Each line below either holds the string "color" or doesn't. Count those that do and give only the number.

### Collected data
········

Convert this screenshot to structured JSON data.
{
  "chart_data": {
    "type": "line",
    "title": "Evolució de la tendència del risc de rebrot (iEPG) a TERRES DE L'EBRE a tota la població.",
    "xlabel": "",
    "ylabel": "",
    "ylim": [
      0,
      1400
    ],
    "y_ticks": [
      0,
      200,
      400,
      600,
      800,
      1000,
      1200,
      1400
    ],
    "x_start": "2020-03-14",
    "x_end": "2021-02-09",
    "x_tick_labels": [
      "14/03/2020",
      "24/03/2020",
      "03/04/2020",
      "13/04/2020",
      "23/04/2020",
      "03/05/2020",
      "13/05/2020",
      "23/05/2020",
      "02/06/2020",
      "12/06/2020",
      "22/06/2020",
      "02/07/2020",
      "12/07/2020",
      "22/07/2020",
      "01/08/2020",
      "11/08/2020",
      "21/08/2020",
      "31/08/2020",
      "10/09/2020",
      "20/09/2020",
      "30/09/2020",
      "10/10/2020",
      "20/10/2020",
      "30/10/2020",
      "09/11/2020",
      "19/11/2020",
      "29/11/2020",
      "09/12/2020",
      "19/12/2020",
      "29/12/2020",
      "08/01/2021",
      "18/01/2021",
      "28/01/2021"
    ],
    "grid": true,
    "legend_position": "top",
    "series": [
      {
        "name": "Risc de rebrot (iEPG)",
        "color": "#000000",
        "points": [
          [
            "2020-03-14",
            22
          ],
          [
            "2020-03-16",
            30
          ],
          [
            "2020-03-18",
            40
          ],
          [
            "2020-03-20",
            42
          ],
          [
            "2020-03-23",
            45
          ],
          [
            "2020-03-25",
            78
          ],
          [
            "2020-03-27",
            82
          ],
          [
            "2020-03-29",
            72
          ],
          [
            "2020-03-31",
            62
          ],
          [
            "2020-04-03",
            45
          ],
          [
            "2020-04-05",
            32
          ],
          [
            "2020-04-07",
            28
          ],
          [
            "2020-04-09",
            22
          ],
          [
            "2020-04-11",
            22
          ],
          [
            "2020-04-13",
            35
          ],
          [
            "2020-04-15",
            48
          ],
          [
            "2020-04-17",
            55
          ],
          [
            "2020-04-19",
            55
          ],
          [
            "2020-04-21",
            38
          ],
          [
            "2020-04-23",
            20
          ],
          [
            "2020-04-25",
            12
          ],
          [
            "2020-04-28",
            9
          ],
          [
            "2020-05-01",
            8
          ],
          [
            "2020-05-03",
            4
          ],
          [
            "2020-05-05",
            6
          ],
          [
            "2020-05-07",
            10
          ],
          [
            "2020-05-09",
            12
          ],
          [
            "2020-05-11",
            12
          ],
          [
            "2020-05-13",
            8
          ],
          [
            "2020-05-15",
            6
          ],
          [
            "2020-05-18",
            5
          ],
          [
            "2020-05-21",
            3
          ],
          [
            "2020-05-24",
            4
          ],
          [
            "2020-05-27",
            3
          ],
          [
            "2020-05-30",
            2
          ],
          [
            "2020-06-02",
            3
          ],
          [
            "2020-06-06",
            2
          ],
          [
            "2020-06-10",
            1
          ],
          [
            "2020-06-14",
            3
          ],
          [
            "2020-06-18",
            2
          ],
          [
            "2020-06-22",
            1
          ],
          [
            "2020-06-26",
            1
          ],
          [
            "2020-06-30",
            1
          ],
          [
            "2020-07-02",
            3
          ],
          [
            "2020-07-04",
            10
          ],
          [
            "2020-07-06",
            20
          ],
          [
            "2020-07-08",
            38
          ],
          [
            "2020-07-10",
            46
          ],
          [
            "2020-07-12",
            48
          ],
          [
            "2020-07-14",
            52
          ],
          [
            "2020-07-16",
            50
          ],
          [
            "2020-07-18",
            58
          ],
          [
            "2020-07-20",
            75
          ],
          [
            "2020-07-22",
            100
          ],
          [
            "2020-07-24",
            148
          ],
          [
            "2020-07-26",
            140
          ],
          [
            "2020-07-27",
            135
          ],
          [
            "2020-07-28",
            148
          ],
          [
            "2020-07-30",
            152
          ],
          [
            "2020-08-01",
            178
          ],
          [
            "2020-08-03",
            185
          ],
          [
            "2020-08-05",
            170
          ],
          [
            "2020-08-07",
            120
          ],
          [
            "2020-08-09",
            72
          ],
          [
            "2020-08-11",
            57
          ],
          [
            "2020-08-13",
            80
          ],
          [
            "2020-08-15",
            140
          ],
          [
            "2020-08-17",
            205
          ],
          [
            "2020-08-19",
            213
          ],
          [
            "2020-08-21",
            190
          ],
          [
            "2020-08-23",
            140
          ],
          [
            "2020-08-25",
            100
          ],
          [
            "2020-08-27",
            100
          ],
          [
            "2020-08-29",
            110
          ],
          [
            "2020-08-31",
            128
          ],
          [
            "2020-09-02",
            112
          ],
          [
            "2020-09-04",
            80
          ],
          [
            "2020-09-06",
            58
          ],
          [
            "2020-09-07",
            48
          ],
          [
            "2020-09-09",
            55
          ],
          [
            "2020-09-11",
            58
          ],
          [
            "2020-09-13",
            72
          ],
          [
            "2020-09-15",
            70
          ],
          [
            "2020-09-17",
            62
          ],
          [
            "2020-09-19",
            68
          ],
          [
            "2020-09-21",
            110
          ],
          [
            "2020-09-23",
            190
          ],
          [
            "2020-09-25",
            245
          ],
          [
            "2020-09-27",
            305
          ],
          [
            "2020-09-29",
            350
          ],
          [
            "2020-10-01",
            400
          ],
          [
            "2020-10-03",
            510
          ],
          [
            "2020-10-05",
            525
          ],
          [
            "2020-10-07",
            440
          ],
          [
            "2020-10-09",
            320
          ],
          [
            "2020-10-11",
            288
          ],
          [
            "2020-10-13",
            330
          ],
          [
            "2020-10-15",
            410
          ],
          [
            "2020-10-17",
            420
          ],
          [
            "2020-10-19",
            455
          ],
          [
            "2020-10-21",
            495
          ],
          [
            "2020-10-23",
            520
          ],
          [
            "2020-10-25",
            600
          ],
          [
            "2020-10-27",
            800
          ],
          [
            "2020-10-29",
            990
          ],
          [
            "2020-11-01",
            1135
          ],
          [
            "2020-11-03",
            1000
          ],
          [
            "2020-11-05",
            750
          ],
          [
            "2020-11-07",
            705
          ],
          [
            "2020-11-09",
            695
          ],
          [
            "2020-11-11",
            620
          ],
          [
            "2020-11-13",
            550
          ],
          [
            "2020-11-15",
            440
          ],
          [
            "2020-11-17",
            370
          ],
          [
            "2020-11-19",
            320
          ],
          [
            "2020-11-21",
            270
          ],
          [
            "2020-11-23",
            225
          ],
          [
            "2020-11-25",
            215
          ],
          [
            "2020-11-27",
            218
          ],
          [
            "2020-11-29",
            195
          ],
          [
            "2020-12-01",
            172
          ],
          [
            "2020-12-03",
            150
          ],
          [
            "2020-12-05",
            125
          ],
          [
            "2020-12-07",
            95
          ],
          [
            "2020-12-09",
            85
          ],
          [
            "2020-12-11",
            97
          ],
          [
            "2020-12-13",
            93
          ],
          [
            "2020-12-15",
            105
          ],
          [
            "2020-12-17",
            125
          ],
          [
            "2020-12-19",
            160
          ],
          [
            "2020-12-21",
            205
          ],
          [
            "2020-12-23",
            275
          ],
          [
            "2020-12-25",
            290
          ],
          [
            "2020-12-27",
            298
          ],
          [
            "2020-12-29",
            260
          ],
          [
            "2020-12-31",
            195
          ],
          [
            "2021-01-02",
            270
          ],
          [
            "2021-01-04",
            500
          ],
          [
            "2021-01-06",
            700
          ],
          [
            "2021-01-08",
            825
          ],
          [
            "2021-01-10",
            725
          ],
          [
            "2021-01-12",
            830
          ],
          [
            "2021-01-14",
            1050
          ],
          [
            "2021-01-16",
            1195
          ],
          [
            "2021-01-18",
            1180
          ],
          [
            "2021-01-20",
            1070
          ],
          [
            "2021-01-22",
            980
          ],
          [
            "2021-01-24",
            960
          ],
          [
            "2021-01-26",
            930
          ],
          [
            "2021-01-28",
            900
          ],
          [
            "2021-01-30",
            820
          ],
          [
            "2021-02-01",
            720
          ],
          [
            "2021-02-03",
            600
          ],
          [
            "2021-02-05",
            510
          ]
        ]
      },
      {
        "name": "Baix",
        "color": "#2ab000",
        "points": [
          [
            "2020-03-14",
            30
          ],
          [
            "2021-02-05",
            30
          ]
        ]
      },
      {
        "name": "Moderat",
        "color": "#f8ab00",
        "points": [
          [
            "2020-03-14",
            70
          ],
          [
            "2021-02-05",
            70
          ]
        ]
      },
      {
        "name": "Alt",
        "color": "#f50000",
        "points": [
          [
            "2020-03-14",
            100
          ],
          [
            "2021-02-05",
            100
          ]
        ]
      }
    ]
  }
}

········

### ANSWER TO THIS EXERCISE
4